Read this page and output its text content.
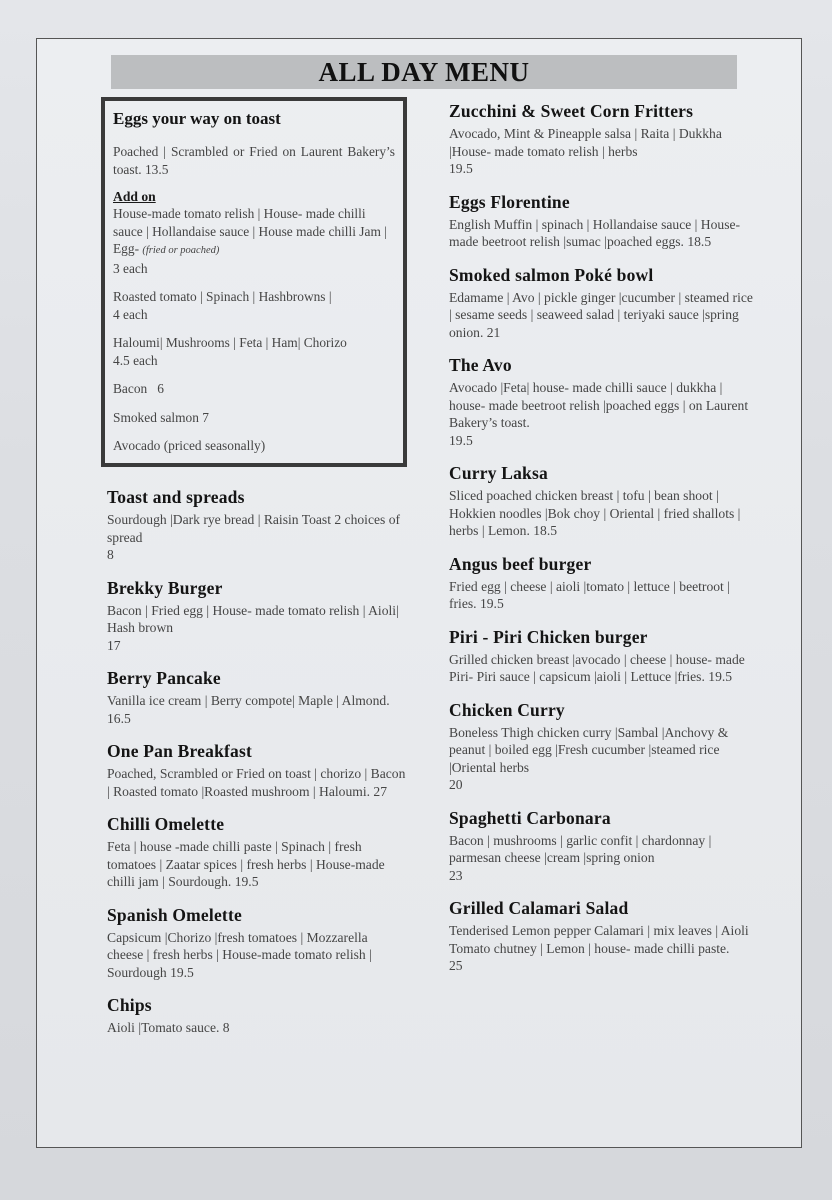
ALL DAY MENU
Eggs your way on toast

Poached | Scrambled or Fried on Laurent Bakery’s toast. 13.5

Add on

House-made tomato relish | House- made chilli sauce | Hollandaise sauce | House made chilli Jam | Egg- (fried or poached)
3 each

Roasted tomato | Spinach | Hashbrowns |
4 each

Haloumi| Mushrooms | Feta | Ham| Chorizo
4.5 each

Bacon   6

Smoked salmon 7

Avocado (priced seasonally)

Toast and spreads

Sourdough |Dark rye bread | Raisin Toast 2 choices of spread

8

Brekky Burger

Bacon | Fried egg | House- made tomato relish | Aioli| Hash brown

17

Berry Pancake

Vanilla ice cream | Berry compote| Maple | Almond. 16.5

One Pan Breakfast

Poached, Scrambled or Fried on toast | chorizo | Bacon | Roasted tomato |Roasted mushroom | Haloumi. 27

Chilli Omelette

Feta | house -made chilli paste | Spinach | fresh tomatoes | Zaatar spices | fresh herbs | House-made chilli jam | Sourdough. 19.5

Spanish Omelette

Capsicum |Chorizo |fresh tomatoes | Mozzarella cheese | fresh herbs | House-made tomato relish | Sourdough 19.5

Chips

Aioli |Tomato sauce. 8

Zucchini & Sweet Corn Fritters

Avocado, Mint & Pineapple salsa | Raita | Dukkha |House- made tomato relish | herbs

19.5

Eggs Florentine

English Muffin | spinach | Hollandaise sauce | House- made beetroot relish |sumac |poached eggs. 18.5

Smoked salmon Poké bowl

Edamame | Avo | pickle ginger |cucumber | steamed rice | sesame seeds | seaweed salad | teriyaki sauce |spring onion. 21

The Avo

Avocado |Feta| house- made chilli sauce | dukkha | house- made beetroot relish |poached eggs | on Laurent Bakery’s toast.

19.5

Curry Laksa

Sliced poached chicken breast | tofu | bean shoot | Hokkien noodles |Bok choy | Oriental | fried shallots | herbs | Lemon. 18.5

Angus beef burger

Fried egg | cheese | aioli |tomato | lettuce | beetroot | fries. 19.5

Piri - Piri Chicken burger

Grilled chicken breast |avocado | cheese | house- made Piri- Piri sauce | capsicum |aioli | Lettuce |fries. 19.5

Chicken Curry

Boneless Thigh chicken curry |Sambal |Anchovy & peanut | boiled egg |Fresh cucumber |steamed rice |Oriental herbs

20

Spaghetti Carbonara

Bacon | mushrooms | garlic confit | chardonnay | parmesan cheese |cream |spring onion

23

Grilled Calamari Salad

Tenderised Lemon pepper Calamari | mix leaves | Aioli Tomato chutney | Lemon | house- made chilli paste.

25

__EXERCISE TASK__
Using the data above, copy each line that contains "Smoked".

__FINAL RESULT__
Smoked salmon 7
Smoked salmon Poké bowl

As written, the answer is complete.